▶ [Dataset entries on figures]
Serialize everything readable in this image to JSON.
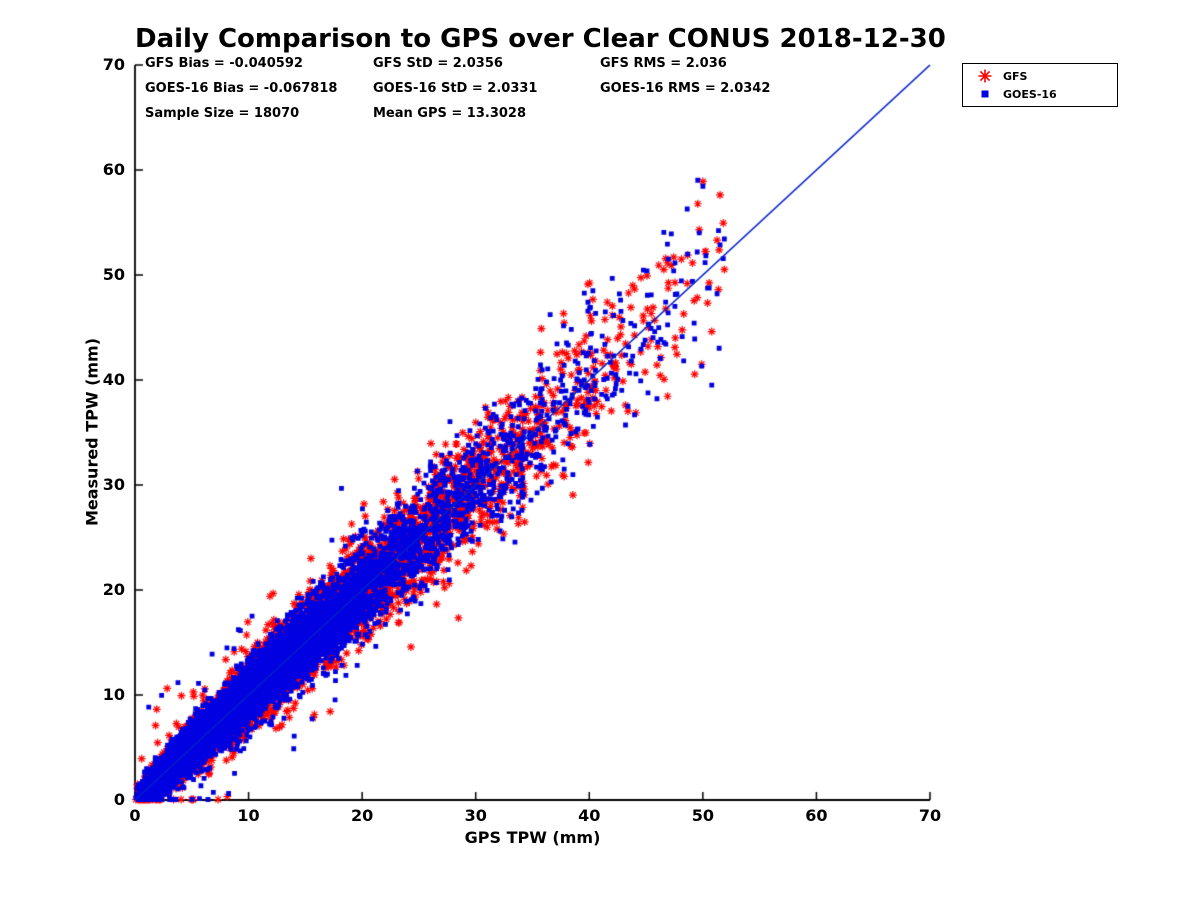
{
  "title": "Daily Comparison to GPS over Clear CONUS 2018-12-30",
  "stats": {
    "gfs_bias": "GFS Bias = -0.040592",
    "gfs_std": "GFS StD = 2.0356",
    "gfs_rms": "GFS RMS = 2.036",
    "goes_bias": "GOES-16 Bias = -0.067818",
    "goes_std": "GOES-16 StD = 2.0331",
    "goes_rms": "GOES-16 RMS = 2.0342",
    "sample_size": "Sample Size = 18070",
    "mean_gps": "Mean GPS = 13.3028"
  },
  "legend": {
    "items": [
      {
        "label": "GFS",
        "marker": "asterisk",
        "color": "#ff0000"
      },
      {
        "label": "GOES-16",
        "marker": "square",
        "color": "#0000e0"
      }
    ]
  },
  "chart_data": {
    "type": "scatter",
    "title": "Daily Comparison to GPS over Clear CONUS 2018-12-30",
    "xlabel": "GPS TPW (mm)",
    "ylabel": "Measured TPW (mm)",
    "xlim": [
      0,
      70
    ],
    "ylim": [
      0,
      70
    ],
    "xticks": [
      0,
      10,
      20,
      30,
      40,
      50,
      60,
      70
    ],
    "yticks": [
      0,
      10,
      20,
      30,
      40,
      50,
      60,
      70
    ],
    "grid": false,
    "legend_position": "top-right-outside",
    "sample_size": 18070,
    "mean_gps": 13.3028,
    "series": [
      {
        "name": "GFS",
        "marker": "asterisk",
        "color": "#ff0000",
        "bias": -0.040592,
        "std": 2.0356,
        "rms": 2.036
      },
      {
        "name": "GOES-16",
        "marker": "square",
        "color": "#0000e0",
        "bias": -0.067818,
        "std": 2.0331,
        "rms": 2.0342
      }
    ],
    "reference_line": {
      "type": "identity",
      "from": [
        0,
        0
      ],
      "to": [
        70,
        70
      ],
      "color": "#0020cc"
    },
    "point_cloud_summary": {
      "description": "Dense paired scatter (18070 samples) of GFS (red asterisks) and GOES-16 (blue squares) measured TPW versus GPS TPW, tightly clustered along the 1:1 reference line",
      "x_observed_range": [
        0,
        52
      ],
      "y_observed_range": [
        0,
        55
      ],
      "densest_region_x": [
        1,
        15
      ],
      "scatter_std_mm": 2.03
    }
  }
}
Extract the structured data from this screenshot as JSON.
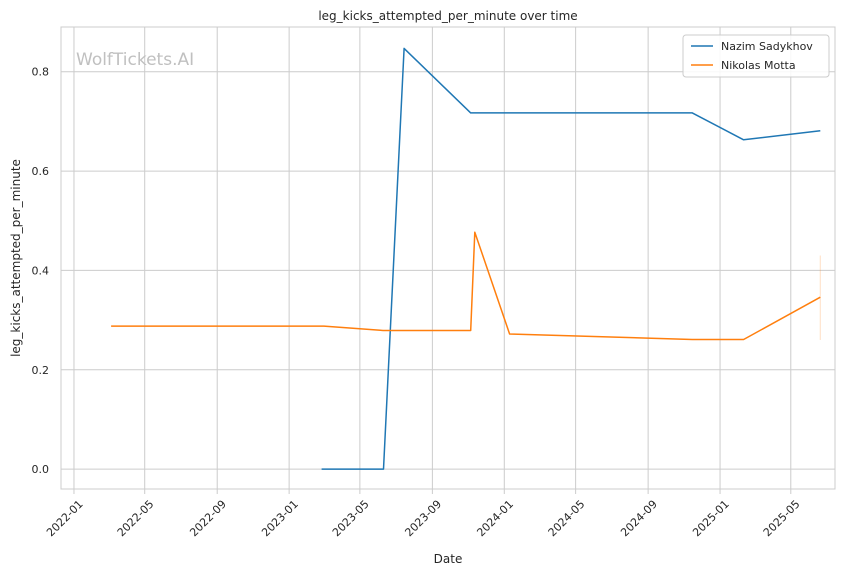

▶ [Objective] Copy the records exactly as they appear, excluding images.

▶ [Exercise output]
Serialize everything readable in this image to JSON.
{
  "title": "Daily Comparison to GPS over Clear CONUS 2018-12-30",
  "stats": {
    "gfs_bias": "GFS Bias = -0.040592",
    "gfs_std": "GFS StD = 2.0356",
    "gfs_rms": "GFS RMS = 2.036",
    "goes_bias": "GOES-16 Bias = -0.067818",
    "goes_std": "GOES-16 StD = 2.0331",
    "goes_rms": "GOES-16 RMS = 2.0342",
    "sample_size": "Sample Size = 18070",
    "mean_gps": "Mean GPS = 13.3028"
  },
  "legend": {
    "items": [
      {
        "label": "GFS",
        "marker": "asterisk",
        "color": "#ff0000"
      },
      {
        "label": "GOES-16",
        "marker": "square",
        "color": "#0000e0"
      }
    ]
  },
  "chart_data": {
    "type": "scatter",
    "title": "Daily Comparison to GPS over Clear CONUS 2018-12-30",
    "xlabel": "GPS TPW (mm)",
    "ylabel": "Measured TPW (mm)",
    "xlim": [
      0,
      70
    ],
    "ylim": [
      0,
      70
    ],
    "xticks": [
      0,
      10,
      20,
      30,
      40,
      50,
      60,
      70
    ],
    "yticks": [
      0,
      10,
      20,
      30,
      40,
      50,
      60,
      70
    ],
    "grid": false,
    "legend_position": "top-right-outside",
    "sample_size": 18070,
    "mean_gps": 13.3028,
    "series": [
      {
        "name": "GFS",
        "marker": "asterisk",
        "color": "#ff0000",
        "bias": -0.040592,
        "std": 2.0356,
        "rms": 2.036
      },
      {
        "name": "GOES-16",
        "marker": "square",
        "color": "#0000e0",
        "bias": -0.067818,
        "std": 2.0331,
        "rms": 2.0342
      }
    ],
    "reference_line": {
      "type": "identity",
      "from": [
        0,
        0
      ],
      "to": [
        70,
        70
      ],
      "color": "#0020cc"
    },
    "point_cloud_summary": {
      "description": "Dense paired scatter (18070 samples) of GFS (red asterisks) and GOES-16 (blue squares) measured TPW versus GPS TPW, tightly clustered along the 1:1 reference line",
      "x_observed_range": [
        0,
        52
      ],
      "y_observed_range": [
        0,
        55
      ],
      "densest_region_x": [
        1,
        15
      ],
      "scatter_std_mm": 2.03
    }
  }
}
Extract the structured data from this screenshot as JSON.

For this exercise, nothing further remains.